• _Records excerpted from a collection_
——
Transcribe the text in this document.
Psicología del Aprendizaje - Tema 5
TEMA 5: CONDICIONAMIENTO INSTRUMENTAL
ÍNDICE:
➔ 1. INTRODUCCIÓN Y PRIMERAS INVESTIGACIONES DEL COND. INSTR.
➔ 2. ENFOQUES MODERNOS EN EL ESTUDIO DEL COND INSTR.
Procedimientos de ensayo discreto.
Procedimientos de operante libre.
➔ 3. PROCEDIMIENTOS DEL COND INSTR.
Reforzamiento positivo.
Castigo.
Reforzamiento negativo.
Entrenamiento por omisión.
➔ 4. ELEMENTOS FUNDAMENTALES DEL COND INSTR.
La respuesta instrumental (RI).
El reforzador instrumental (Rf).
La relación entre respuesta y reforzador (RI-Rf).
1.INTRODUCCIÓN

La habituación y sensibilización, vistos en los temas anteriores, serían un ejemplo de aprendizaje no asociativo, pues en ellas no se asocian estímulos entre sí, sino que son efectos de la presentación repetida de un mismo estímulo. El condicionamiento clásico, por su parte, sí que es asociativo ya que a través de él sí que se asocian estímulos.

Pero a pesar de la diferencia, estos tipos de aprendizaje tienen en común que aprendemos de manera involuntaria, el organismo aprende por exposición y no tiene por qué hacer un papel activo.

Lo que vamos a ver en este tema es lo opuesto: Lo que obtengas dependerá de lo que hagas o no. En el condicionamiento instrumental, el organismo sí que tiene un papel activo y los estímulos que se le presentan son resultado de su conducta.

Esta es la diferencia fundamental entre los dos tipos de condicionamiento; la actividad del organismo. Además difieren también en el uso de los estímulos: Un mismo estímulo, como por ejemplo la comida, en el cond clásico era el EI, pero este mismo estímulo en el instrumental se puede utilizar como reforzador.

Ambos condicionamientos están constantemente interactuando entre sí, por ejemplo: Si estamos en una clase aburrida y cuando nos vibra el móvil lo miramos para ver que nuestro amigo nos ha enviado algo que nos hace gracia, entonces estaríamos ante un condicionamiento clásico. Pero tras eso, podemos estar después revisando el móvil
——
• _EXERCISE DETAILS_
Set out every line from the material that contains the string "Reforzamiento".

• _SOLUTION TO THE PROBLEM_
Reforzamiento positivo.
Reforzamiento negativo.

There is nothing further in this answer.